INSTRUCTION: What lines of the data include the string "Rolle"? Copy them all.

RECORDS FOR THIS EXERCISE:
----------------------------------------
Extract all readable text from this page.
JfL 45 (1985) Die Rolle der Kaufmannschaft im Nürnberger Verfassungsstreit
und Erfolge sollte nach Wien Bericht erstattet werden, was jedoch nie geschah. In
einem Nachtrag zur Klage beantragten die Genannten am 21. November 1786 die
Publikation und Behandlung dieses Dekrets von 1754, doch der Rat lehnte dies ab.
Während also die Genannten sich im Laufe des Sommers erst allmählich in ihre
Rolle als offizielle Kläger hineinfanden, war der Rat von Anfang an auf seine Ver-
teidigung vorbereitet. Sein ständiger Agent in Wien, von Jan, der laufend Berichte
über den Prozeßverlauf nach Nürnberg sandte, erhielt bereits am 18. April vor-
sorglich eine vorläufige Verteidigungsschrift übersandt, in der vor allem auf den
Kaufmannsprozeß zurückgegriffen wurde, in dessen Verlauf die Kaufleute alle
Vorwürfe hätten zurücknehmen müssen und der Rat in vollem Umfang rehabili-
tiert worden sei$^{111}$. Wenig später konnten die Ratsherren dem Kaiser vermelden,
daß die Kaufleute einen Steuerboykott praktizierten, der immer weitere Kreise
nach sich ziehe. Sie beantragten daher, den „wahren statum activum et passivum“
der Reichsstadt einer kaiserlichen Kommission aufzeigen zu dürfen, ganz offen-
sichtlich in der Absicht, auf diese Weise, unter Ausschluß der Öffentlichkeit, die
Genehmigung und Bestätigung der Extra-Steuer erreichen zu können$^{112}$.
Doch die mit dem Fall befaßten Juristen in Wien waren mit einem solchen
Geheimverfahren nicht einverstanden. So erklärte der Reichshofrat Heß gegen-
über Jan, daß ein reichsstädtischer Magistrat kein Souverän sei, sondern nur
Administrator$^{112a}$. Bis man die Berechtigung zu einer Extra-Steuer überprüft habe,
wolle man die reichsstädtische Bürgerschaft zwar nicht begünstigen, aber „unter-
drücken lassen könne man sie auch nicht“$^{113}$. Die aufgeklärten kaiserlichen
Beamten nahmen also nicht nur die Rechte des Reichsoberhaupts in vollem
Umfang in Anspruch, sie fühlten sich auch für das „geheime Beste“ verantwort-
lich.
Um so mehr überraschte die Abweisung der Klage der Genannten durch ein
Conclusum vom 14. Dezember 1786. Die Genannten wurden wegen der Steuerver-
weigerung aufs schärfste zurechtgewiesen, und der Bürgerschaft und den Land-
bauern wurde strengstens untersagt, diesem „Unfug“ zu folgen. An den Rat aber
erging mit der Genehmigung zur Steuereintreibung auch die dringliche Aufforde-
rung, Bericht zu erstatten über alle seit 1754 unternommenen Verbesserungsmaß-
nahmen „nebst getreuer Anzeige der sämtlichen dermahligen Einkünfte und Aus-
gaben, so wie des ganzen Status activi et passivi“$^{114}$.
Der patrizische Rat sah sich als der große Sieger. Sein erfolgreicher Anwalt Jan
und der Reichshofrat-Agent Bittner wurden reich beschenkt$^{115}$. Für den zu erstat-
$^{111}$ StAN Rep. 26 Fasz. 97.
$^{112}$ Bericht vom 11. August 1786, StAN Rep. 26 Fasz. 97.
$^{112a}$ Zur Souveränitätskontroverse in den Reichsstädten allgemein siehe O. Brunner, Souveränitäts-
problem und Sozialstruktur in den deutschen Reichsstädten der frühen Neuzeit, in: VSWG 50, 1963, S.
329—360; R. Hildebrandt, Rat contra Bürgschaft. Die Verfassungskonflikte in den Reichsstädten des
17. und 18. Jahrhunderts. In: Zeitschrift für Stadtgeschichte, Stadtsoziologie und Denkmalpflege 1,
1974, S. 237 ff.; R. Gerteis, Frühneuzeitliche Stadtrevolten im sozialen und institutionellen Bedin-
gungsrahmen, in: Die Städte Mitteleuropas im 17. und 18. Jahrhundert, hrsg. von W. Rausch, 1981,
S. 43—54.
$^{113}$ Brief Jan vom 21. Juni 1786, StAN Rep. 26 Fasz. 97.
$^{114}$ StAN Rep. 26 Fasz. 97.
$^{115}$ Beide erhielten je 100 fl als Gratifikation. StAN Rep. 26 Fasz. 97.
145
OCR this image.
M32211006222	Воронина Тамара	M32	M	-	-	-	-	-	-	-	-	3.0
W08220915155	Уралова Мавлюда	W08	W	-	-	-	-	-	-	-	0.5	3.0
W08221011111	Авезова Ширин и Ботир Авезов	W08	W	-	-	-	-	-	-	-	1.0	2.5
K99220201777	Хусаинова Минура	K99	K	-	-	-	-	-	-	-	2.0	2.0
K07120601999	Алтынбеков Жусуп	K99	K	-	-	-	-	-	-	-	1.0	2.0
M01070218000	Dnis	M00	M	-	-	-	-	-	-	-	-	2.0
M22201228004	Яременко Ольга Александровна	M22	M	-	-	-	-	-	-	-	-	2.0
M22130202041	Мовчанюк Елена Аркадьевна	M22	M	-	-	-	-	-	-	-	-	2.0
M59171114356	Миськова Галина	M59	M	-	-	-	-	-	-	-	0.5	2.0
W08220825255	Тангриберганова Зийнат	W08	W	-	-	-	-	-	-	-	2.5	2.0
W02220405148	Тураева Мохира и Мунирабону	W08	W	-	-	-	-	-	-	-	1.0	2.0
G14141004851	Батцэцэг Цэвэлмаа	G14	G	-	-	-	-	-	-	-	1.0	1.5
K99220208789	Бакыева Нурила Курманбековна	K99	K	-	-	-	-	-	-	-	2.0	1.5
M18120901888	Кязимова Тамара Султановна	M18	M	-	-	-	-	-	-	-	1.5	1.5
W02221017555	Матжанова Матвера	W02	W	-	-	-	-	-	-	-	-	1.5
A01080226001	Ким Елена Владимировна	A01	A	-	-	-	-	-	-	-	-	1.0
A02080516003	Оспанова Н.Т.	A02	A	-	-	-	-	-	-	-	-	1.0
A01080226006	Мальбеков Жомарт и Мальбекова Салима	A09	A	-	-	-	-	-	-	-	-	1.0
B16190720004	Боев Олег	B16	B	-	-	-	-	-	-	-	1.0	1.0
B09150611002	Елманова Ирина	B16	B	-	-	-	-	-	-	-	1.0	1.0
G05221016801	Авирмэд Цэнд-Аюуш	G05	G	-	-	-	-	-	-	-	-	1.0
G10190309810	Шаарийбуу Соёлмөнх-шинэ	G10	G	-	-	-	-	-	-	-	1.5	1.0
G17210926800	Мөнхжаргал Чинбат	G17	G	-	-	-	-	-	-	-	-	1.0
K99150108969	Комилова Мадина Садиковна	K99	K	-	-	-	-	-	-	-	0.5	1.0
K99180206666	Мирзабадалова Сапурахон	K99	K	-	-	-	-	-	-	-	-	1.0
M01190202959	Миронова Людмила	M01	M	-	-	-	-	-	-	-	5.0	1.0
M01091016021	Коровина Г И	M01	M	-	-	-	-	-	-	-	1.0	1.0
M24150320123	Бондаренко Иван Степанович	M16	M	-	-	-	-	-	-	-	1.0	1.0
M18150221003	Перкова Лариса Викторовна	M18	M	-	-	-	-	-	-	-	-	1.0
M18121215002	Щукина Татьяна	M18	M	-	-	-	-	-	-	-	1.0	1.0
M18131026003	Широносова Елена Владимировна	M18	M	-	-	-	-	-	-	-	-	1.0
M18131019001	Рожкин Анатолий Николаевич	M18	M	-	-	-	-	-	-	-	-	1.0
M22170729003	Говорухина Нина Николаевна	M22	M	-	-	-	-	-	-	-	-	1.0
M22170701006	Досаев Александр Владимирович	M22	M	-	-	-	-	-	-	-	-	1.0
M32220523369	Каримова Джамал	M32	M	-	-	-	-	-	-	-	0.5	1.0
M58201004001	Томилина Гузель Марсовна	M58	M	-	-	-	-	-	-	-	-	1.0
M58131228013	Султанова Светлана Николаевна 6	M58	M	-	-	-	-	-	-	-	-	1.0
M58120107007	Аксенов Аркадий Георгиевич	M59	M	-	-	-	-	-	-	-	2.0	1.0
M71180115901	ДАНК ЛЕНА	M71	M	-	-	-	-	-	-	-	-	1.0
----------------------------------------
COMPLETED EXERCISE:
JfL 45 (1985) Die Rolle der Kaufmannschaft im Nürnberger Verfassungsstreit
Rolle als offizielle Kläger hineinfanden, war der Rat von Anfang an auf seine Ver-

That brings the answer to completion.